--- INPUT ROWS ---
============

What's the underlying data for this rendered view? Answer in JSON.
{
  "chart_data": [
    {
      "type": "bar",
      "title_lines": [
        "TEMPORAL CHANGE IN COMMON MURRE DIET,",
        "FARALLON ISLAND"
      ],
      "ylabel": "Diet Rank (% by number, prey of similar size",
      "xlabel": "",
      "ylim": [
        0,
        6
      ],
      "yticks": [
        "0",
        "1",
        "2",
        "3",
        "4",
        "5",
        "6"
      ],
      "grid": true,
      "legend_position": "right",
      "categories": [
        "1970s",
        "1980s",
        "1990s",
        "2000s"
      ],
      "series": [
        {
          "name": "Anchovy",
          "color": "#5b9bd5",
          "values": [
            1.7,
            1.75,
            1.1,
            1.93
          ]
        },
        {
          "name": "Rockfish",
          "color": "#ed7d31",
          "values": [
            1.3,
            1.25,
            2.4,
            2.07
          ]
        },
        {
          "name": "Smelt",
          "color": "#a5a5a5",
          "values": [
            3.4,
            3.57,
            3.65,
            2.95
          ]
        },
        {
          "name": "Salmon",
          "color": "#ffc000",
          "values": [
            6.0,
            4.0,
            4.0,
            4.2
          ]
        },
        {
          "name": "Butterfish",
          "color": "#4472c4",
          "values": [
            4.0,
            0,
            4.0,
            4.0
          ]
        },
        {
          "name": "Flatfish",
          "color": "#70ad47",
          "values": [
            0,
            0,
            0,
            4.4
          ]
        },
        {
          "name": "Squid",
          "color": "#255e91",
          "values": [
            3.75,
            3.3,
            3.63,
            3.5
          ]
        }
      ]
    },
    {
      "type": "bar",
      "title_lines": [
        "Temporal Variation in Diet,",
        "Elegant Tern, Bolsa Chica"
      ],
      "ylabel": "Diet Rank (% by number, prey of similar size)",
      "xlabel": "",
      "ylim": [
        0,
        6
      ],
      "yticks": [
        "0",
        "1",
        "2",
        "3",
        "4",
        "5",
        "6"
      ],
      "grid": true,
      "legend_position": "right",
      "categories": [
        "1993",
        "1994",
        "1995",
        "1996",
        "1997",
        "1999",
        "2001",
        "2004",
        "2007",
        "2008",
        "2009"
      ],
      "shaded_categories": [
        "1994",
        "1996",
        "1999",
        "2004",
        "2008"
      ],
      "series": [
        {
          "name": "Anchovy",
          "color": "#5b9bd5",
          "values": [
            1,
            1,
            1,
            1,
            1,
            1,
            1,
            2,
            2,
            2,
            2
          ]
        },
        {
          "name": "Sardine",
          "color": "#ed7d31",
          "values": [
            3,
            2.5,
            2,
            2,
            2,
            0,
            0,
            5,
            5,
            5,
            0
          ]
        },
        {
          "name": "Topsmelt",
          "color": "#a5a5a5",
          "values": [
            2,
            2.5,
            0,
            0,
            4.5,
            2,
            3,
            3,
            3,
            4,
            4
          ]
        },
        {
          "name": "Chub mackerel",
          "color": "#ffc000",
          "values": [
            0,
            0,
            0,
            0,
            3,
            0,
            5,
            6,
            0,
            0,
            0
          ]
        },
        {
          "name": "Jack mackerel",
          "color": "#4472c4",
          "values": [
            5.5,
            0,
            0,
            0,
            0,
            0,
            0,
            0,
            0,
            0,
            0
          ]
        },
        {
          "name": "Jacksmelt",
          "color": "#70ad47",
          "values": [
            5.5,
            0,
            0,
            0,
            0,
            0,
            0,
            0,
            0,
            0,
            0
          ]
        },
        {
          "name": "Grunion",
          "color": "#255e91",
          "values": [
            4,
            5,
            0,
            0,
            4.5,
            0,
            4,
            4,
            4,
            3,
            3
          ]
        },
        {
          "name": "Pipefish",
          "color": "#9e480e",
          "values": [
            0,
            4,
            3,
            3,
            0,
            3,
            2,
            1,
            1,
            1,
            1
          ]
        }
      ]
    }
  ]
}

============

--- TASK DETAILS ---
Print the whole listing exactly as it is.

--- EXERCISE RESULT ---
What's the underlying data for this rendered view? Answer in JSON.
{
  "chart_data": [
    {
      "type": "bar",
      "title_lines": [
        "TEMPORAL CHANGE IN COMMON MURRE DIET,",
        "FARALLON ISLAND"
      ],
      "ylabel": "Diet Rank (% by number, prey of similar size",
      "xlabel": "",
      "ylim": [
        0,
        6
      ],
      "yticks": [
        "0",
        "1",
        "2",
        "3",
        "4",
        "5",
        "6"
      ],
      "grid": true,
      "legend_position": "right",
      "categories": [
        "1970s",
        "1980s",
        "1990s",
        "2000s"
      ],
      "series": [
        {
          "name": "Anchovy",
          "color": "#5b9bd5",
          "values": [
            1.7,
            1.75,
            1.1,
            1.93
          ]
        },
        {
          "name": "Rockfish",
          "color": "#ed7d31",
          "values": [
            1.3,
            1.25,
            2.4,
            2.07
          ]
        },
        {
          "name": "Smelt",
          "color": "#a5a5a5",
          "values": [
            3.4,
            3.57,
            3.65,
            2.95
          ]
        },
        {
          "name": "Salmon",
          "color": "#ffc000",
          "values": [
            6.0,
            4.0,
            4.0,
            4.2
          ]
        },
        {
          "name": "Butterfish",
          "color": "#4472c4",
          "values": [
            4.0,
            0,
            4.0,
            4.0
          ]
        },
        {
          "name": "Flatfish",
          "color": "#70ad47",
          "values": [
            0,
            0,
            0,
            4.4
          ]
        },
        {
          "name": "Squid",
          "color": "#255e91",
          "values": [
            3.75,
            3.3,
            3.63,
            3.5
          ]
        }
      ]
    },
    {
      "type": "bar",
      "title_lines": [
        "Temporal Variation in Diet,",
        "Elegant Tern, Bolsa Chica"
      ],
      "ylabel": "Diet Rank (% by number, prey of similar size)",
      "xlabel": "",
      "ylim": [
        0,
        6
      ],
      "yticks": [
        "0",
        "1",
        "2",
        "3",
        "4",
        "5",
        "6"
      ],
      "grid": true,
      "legend_position": "right",
      "categories": [
        "1993",
        "1994",
        "1995",
        "1996",
        "1997",
        "1999",
        "2001",
        "2004",
        "2007",
        "2008",
        "2009"
      ],
      "shaded_categories": [
        "1994",
        "1996",
        "1999",
        "2004",
        "2008"
      ],
      "series": [
        {
          "name": "Anchovy",
          "color": "#5b9bd5",
          "values": [
            1,
            1,
            1,
            1,
            1,
            1,
            1,
            2,
            2,
            2,
            2
          ]
        },
        {
          "name": "Sardine",
          "color": "#ed7d31",
          "values": [
            3,
            2.5,
            2,
            2,
            2,
            0,
            0,
            5,
            5,
            5,
            0
          ]
        },
        {
          "name": "Topsmelt",
          "color": "#a5a5a5",
          "values": [
            2,
            2.5,
            0,
            0,
            4.5,
            2,
            3,
            3,
            3,
            4,
            4
          ]
        },
        {
          "name": "Chub mackerel",
          "color": "#ffc000",
          "values": [
            0,
            0,
            0,
            0,
            3,
            0,
            5,
            6,
            0,
            0,
            0
          ]
        },
        {
          "name": "Jack mackerel",
          "color": "#4472c4",
          "values": [
            5.5,
            0,
            0,
            0,
            0,
            0,
            0,
            0,
            0,
            0,
            0
          ]
        },
        {
          "name": "Jacksmelt",
          "color": "#70ad47",
          "values": [
            5.5,
            0,
            0,
            0,
            0,
            0,
            0,
            0,
            0,
            0,
            0
          ]
        },
        {
          "name": "Grunion",
          "color": "#255e91",
          "values": [
            4,
            5,
            0,
            0,
            4.5,
            0,
            4,
            4,
            4,
            3,
            3
          ]
        },
        {
          "name": "Pipefish",
          "color": "#9e480e",
          "values": [
            0,
            4,
            3,
            3,
            0,
            3,
            2,
            1,
            1,
            1,
            1
          ]
        }
      ]
    }
  ]
}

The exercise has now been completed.